# The task:
Look through the entries below and report how many lines hold the string "бойынша". Only the number is wanted.

# Record extracts:
(begin)

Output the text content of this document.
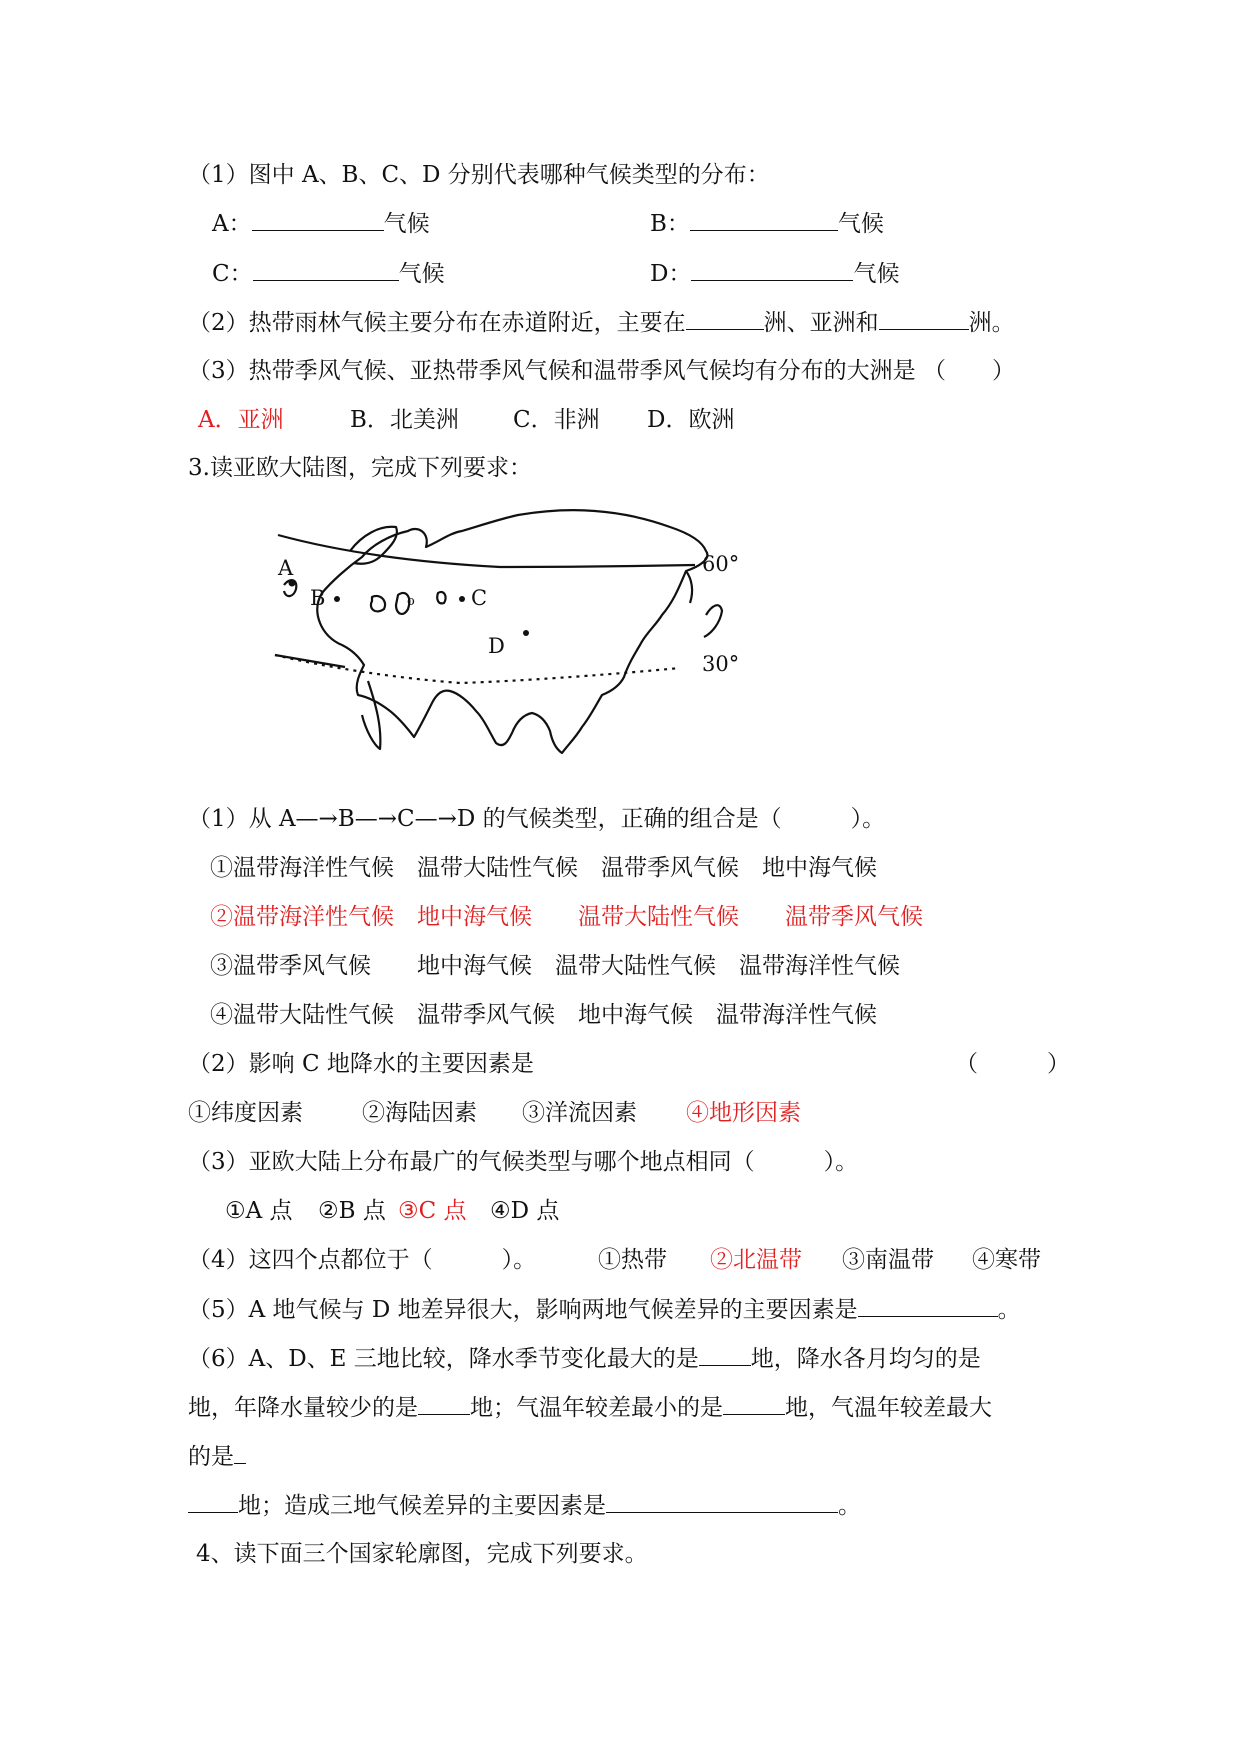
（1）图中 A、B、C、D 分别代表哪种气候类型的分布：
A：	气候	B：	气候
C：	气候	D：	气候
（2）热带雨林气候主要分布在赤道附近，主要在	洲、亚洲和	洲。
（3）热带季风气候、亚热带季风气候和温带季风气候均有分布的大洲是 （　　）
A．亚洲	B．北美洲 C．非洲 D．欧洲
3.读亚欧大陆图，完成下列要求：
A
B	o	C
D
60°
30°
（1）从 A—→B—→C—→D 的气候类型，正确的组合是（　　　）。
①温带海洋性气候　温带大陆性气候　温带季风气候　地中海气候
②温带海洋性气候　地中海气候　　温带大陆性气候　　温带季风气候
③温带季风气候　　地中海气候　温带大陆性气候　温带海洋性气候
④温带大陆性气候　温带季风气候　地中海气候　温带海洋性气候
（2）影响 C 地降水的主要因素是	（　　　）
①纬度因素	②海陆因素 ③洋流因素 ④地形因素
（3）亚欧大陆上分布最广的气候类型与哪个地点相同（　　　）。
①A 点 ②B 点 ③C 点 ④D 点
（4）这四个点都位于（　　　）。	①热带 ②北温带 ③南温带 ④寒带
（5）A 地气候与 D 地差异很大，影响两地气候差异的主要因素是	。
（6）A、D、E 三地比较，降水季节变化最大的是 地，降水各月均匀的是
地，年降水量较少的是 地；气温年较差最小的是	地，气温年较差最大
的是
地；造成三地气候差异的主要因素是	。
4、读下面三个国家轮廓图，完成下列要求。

(end)
(begin)

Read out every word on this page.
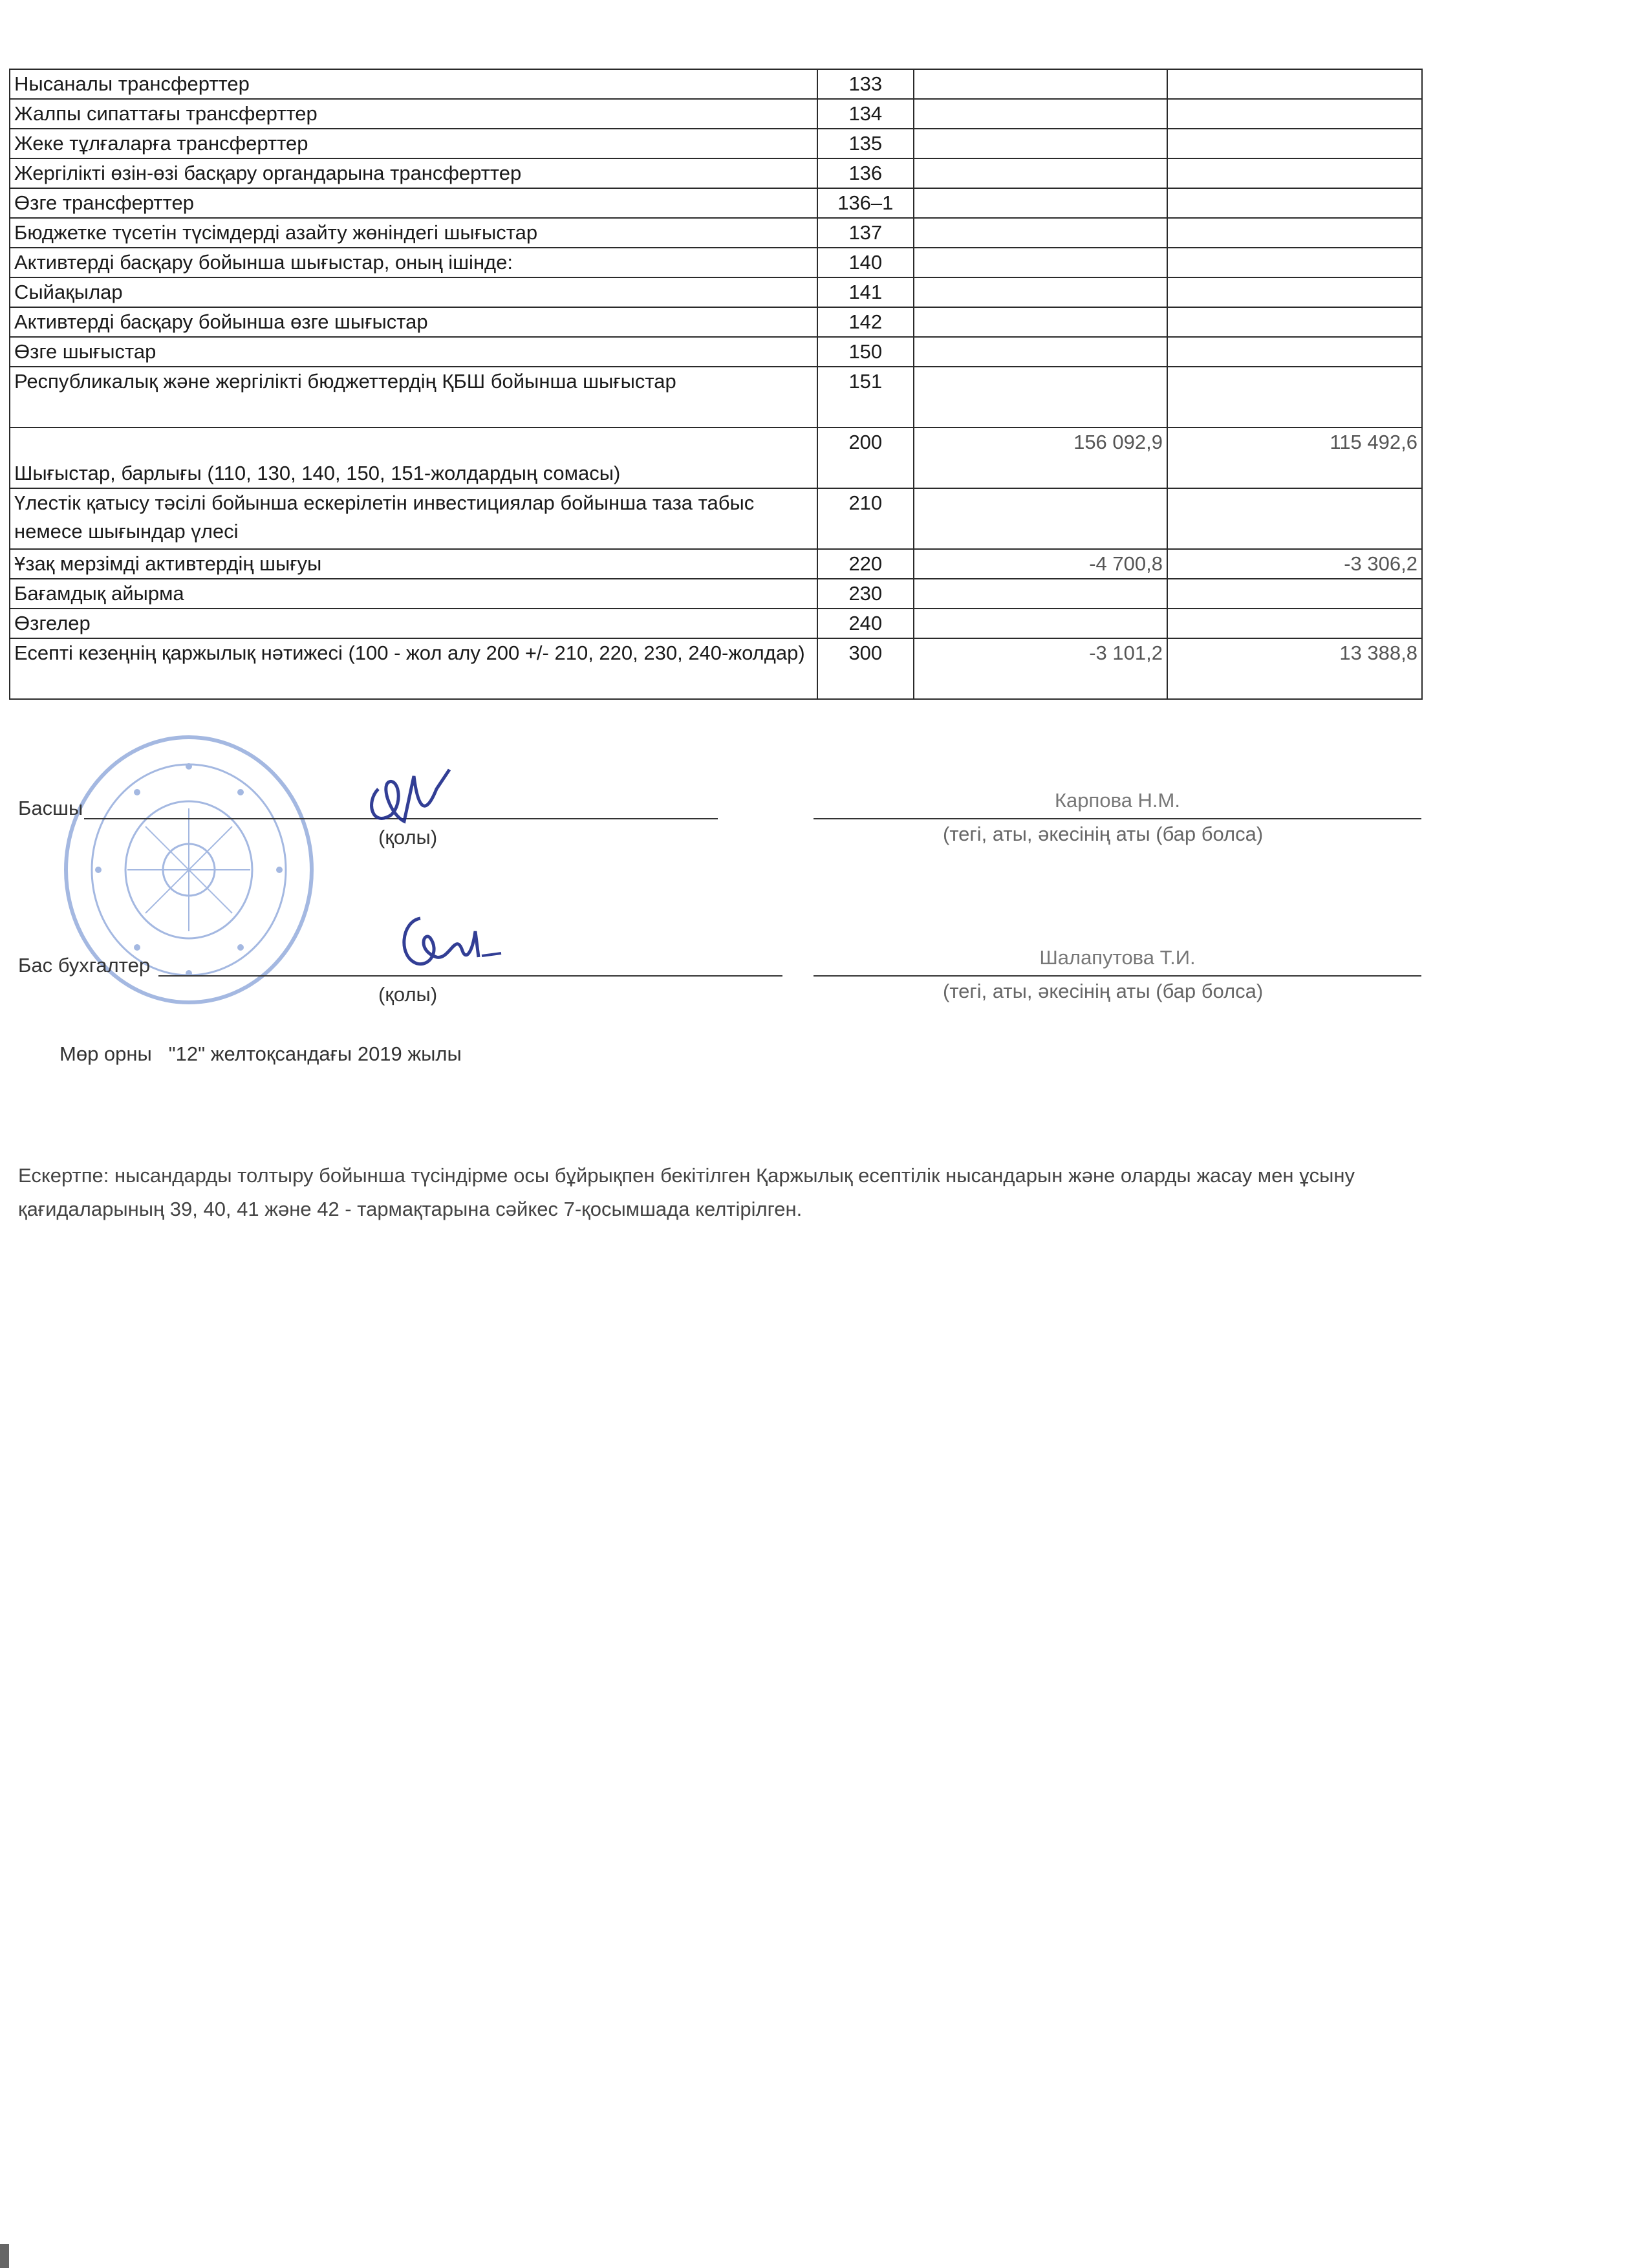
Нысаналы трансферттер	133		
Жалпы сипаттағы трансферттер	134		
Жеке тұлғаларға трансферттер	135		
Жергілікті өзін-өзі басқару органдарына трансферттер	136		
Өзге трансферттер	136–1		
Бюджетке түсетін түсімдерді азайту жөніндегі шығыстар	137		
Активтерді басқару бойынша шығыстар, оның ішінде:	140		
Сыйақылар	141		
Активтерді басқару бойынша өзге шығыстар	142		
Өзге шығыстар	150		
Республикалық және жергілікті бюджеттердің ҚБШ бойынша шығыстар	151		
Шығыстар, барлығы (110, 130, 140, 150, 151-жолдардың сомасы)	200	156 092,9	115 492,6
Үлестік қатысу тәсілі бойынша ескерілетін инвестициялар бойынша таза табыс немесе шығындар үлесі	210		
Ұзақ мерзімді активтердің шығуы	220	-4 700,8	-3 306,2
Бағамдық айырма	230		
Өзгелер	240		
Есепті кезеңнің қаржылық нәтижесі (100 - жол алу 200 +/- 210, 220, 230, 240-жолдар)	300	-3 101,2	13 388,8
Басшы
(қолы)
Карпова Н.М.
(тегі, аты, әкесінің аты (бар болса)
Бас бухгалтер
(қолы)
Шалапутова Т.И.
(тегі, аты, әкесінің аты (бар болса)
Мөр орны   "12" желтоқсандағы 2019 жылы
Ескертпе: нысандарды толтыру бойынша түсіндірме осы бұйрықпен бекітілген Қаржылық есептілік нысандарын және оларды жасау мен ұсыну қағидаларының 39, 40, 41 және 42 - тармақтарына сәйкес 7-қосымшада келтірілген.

(end)

# Task result:
5